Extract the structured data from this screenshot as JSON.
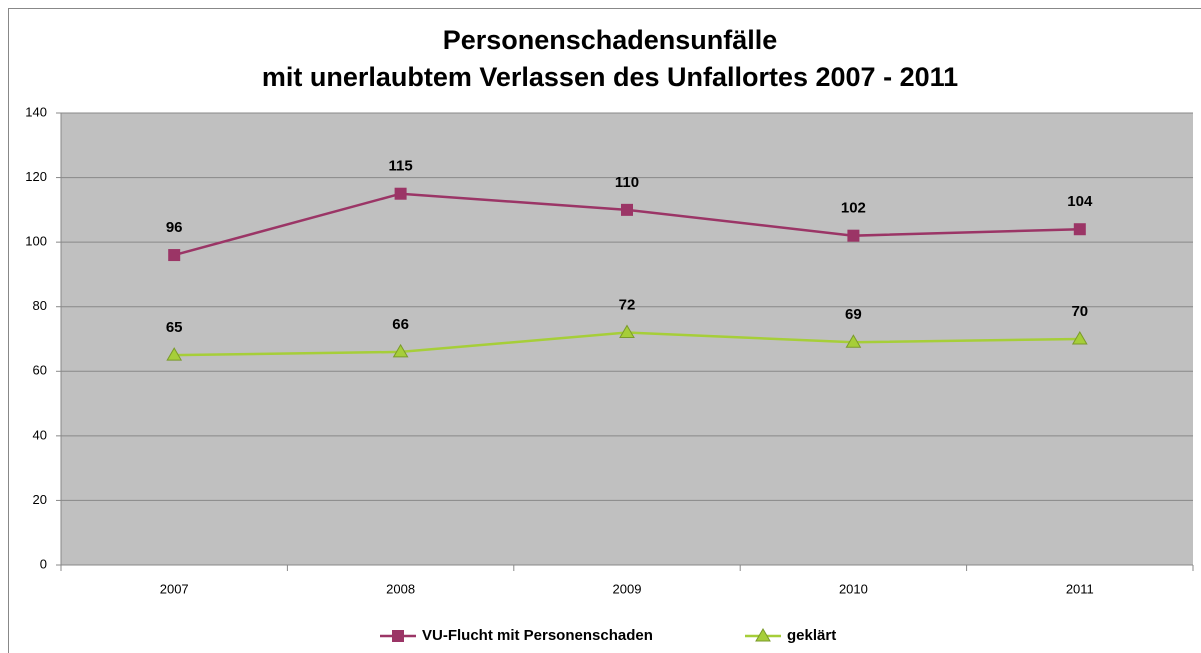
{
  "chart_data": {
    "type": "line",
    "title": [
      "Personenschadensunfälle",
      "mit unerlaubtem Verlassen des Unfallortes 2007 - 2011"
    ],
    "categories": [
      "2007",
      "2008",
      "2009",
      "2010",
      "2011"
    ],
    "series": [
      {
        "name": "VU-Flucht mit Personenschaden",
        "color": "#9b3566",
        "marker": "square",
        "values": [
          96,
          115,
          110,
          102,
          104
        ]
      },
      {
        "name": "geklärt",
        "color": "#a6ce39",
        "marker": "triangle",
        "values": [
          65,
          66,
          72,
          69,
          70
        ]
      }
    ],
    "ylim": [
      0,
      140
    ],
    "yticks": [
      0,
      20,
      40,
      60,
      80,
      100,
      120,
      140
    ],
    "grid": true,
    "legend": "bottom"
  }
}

====================

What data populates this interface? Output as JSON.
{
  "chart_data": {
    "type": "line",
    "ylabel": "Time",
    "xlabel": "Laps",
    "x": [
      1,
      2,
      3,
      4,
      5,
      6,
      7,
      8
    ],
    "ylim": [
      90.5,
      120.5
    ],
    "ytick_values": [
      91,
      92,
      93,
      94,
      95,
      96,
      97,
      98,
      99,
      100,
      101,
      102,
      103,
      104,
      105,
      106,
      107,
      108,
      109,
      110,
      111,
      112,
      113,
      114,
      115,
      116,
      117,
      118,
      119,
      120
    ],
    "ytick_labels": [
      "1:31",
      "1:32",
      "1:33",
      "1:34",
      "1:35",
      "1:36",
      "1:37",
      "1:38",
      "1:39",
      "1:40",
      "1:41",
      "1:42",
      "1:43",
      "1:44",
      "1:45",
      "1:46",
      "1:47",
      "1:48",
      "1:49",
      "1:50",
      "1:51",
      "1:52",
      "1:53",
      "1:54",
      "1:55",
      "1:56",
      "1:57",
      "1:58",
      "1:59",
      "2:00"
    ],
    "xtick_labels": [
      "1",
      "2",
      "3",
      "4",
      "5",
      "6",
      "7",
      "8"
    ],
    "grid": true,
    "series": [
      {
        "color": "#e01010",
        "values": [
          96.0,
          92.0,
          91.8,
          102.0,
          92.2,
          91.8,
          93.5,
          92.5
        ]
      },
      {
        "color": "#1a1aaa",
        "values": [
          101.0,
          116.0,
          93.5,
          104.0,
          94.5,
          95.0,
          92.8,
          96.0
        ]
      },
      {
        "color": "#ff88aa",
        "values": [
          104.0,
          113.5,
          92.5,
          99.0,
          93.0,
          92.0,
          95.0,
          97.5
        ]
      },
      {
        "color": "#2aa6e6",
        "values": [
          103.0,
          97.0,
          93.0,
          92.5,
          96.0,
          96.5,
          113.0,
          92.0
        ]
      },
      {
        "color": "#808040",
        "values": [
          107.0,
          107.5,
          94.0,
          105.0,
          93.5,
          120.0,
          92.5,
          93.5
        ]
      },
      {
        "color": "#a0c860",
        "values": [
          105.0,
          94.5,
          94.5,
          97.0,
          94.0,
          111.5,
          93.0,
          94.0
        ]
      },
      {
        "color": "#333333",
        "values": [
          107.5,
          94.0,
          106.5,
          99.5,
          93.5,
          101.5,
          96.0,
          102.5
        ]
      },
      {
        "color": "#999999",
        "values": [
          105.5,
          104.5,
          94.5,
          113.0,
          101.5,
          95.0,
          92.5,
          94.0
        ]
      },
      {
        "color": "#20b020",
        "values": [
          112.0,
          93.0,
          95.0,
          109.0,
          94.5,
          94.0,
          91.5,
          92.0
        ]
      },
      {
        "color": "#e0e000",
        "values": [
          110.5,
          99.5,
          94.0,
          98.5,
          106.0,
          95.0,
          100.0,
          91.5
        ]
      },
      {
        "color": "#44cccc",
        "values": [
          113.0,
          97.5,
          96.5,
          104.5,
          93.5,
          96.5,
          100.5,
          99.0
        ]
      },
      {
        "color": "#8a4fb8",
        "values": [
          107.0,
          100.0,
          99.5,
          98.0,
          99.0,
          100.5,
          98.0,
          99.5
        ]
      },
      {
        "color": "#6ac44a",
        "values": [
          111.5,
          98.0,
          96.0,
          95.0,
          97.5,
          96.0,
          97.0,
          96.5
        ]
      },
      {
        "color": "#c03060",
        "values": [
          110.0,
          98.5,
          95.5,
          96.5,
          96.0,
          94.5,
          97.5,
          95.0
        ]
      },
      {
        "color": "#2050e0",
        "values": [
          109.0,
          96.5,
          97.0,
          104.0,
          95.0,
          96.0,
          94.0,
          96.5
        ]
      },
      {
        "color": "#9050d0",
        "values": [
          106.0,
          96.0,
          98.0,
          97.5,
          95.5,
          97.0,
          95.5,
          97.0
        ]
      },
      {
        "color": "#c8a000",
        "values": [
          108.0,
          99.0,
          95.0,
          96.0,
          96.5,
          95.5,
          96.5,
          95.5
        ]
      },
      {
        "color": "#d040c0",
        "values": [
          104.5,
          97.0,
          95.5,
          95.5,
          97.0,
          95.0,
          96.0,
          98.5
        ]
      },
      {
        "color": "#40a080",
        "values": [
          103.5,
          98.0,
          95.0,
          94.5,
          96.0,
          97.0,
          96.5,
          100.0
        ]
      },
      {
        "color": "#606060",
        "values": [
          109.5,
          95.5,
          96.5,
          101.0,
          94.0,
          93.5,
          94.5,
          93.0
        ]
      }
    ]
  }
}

====================

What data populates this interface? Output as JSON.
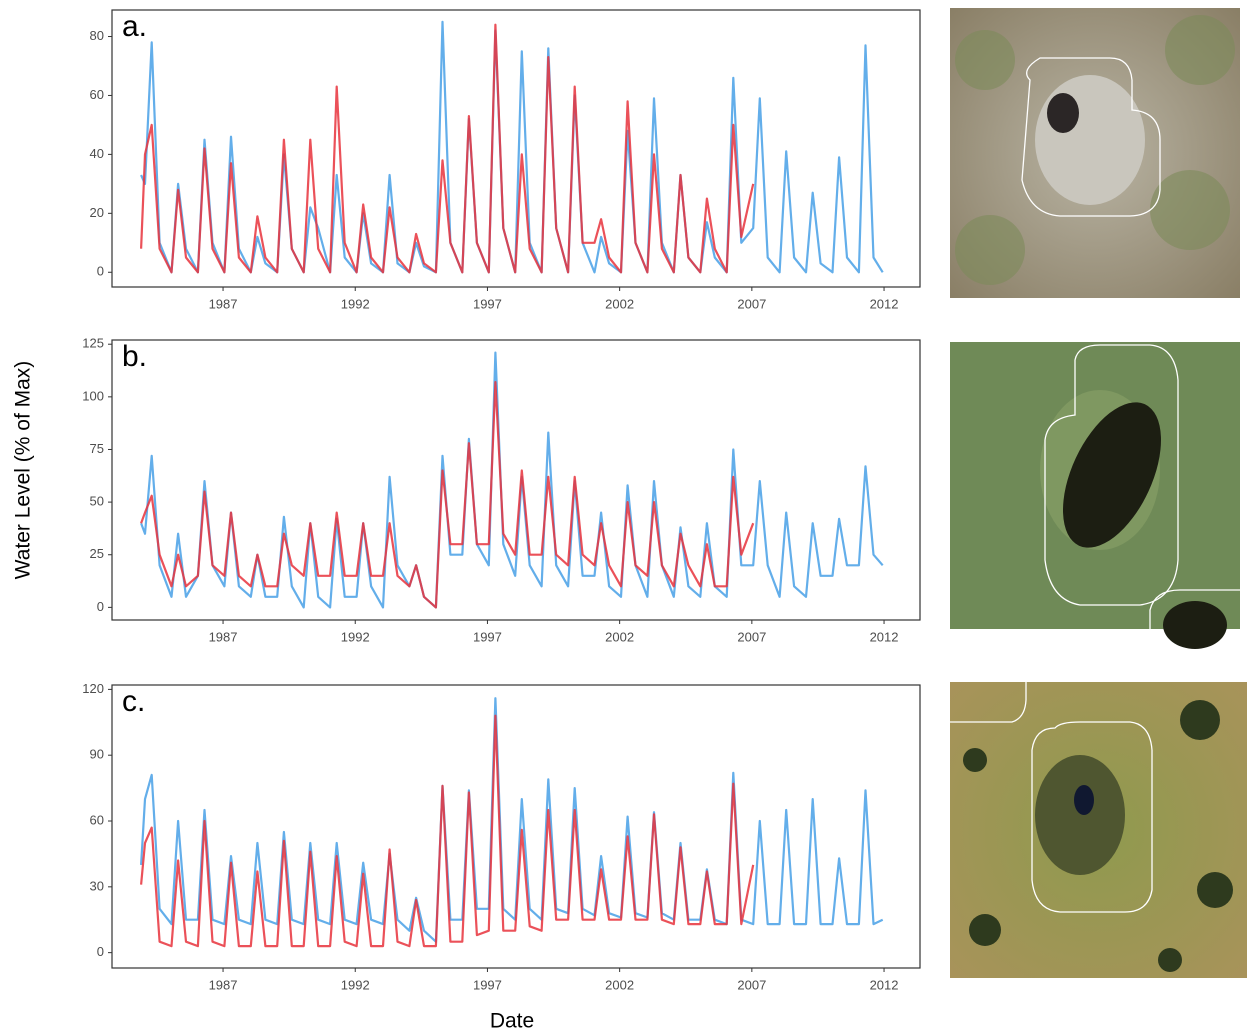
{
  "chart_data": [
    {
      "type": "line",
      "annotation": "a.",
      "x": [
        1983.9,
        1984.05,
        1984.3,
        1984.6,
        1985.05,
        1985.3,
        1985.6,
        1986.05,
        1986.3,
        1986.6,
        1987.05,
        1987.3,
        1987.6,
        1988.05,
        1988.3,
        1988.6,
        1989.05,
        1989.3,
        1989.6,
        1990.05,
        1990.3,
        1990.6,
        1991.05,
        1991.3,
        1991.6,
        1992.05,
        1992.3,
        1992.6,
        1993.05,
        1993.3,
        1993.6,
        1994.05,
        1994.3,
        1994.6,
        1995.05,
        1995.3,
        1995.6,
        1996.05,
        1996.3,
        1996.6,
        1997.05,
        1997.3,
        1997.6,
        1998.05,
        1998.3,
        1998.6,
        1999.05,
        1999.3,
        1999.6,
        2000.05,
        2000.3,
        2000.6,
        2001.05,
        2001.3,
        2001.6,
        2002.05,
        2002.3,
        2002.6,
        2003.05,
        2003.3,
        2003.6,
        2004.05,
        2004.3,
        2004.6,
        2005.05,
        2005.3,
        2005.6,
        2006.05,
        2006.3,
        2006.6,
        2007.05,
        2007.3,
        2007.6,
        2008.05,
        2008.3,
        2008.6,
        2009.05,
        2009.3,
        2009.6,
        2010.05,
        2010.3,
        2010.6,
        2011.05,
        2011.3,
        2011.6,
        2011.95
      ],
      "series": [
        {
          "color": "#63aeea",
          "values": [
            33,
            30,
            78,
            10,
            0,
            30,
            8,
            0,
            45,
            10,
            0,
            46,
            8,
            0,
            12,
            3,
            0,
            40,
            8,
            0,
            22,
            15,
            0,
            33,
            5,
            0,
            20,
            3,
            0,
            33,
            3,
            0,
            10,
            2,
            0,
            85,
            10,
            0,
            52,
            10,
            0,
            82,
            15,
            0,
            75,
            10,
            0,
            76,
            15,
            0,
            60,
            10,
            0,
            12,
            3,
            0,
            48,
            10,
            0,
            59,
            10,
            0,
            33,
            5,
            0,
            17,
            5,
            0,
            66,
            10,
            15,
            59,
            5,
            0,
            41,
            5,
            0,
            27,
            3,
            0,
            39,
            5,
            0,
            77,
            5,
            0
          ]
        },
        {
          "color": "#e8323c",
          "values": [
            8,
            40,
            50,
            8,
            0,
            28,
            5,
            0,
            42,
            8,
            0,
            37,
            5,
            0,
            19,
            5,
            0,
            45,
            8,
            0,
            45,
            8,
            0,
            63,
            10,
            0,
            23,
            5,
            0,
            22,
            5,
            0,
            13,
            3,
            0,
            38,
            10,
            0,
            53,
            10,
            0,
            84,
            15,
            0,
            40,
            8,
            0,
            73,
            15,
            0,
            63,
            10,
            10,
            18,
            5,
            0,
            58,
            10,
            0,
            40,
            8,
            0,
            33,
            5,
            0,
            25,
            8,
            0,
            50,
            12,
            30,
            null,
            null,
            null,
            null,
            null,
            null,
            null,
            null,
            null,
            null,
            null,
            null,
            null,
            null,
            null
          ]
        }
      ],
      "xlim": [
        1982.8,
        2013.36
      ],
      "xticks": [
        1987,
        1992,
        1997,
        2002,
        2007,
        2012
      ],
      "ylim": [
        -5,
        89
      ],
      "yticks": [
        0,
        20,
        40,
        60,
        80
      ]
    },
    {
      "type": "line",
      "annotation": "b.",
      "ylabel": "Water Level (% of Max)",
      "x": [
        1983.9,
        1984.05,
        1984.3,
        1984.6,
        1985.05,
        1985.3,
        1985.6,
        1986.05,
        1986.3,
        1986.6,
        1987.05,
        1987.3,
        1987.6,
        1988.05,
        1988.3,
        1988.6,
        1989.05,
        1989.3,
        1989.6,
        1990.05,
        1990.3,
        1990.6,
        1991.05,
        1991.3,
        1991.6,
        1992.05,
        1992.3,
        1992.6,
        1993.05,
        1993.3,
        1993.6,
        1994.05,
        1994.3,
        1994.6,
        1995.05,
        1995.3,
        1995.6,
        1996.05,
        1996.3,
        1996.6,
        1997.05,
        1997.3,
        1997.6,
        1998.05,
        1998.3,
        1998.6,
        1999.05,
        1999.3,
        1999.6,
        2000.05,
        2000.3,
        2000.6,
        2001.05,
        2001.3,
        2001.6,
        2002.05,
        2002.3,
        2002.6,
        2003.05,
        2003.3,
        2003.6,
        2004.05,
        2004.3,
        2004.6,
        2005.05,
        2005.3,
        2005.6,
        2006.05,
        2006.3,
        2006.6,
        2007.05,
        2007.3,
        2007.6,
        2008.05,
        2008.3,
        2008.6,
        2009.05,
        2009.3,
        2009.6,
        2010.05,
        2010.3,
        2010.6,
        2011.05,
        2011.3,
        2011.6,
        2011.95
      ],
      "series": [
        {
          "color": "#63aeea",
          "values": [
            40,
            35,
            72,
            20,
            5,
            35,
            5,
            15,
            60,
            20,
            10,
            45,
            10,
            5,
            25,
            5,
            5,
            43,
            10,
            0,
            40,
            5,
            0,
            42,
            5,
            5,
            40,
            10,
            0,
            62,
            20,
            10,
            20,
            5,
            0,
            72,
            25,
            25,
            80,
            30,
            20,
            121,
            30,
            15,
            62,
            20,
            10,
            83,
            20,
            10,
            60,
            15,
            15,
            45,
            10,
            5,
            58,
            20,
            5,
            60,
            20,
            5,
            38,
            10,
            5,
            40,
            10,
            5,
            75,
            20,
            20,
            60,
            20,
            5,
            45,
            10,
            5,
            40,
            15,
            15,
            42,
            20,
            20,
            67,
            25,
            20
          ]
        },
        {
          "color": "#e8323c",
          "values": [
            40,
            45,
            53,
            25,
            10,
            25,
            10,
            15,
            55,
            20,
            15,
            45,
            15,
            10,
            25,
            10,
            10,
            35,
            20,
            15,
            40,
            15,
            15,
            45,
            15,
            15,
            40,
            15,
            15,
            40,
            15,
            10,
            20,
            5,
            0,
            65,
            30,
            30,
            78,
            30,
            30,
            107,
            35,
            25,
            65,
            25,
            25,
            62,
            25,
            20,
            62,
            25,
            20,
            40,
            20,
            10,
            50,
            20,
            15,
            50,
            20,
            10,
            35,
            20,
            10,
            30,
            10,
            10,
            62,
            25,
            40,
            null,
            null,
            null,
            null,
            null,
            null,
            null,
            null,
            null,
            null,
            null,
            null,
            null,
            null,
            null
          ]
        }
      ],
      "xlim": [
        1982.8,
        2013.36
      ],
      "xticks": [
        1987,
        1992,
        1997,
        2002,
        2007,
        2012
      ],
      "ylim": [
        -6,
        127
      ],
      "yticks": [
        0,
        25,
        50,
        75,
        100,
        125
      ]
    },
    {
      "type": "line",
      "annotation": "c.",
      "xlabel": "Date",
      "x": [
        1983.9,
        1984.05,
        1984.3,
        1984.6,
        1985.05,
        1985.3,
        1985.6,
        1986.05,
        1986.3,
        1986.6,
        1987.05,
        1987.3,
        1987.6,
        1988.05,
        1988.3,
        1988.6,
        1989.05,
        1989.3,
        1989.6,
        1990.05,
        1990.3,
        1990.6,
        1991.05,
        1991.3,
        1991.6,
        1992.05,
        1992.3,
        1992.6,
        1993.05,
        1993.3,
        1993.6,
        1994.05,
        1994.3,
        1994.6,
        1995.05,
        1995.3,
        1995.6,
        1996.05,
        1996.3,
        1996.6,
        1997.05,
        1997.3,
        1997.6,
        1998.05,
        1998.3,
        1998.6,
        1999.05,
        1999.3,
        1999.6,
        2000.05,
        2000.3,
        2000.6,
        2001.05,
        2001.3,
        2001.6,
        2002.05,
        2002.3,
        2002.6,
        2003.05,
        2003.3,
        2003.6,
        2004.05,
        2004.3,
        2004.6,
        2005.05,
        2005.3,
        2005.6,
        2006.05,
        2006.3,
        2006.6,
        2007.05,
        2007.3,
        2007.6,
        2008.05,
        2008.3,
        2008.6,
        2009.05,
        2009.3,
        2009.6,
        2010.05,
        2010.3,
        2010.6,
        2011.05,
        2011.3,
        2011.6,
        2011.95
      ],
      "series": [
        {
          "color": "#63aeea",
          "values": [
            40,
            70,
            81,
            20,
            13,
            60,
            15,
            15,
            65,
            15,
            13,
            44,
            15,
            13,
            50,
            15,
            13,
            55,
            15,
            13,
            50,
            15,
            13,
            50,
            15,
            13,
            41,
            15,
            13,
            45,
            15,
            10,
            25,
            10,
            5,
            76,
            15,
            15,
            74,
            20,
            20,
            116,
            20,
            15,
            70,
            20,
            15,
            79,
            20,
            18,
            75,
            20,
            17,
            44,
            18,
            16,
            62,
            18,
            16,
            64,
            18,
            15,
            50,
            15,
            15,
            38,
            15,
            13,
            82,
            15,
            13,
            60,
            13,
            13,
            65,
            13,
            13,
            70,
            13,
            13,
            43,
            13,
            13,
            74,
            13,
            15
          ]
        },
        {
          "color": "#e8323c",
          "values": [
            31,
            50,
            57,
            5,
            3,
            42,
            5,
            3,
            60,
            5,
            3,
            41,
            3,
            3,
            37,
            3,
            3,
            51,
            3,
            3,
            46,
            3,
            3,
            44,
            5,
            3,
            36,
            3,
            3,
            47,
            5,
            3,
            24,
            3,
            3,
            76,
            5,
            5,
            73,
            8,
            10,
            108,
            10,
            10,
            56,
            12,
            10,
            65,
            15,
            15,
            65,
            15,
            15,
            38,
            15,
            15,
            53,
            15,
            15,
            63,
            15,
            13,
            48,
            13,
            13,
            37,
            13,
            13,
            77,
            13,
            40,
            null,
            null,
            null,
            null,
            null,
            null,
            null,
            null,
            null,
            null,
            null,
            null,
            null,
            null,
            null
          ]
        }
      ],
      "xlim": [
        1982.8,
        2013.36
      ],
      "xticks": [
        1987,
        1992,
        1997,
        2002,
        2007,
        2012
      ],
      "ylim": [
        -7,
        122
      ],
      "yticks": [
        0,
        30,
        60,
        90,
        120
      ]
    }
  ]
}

====================

— GIVEN INSTRUCTION —
Extract all lines from the material above that include the word "annotation".

— EXPECTED ANSWER —
      "annotation": "a.",
      "annotation": "b.",
      "annotation": "c.",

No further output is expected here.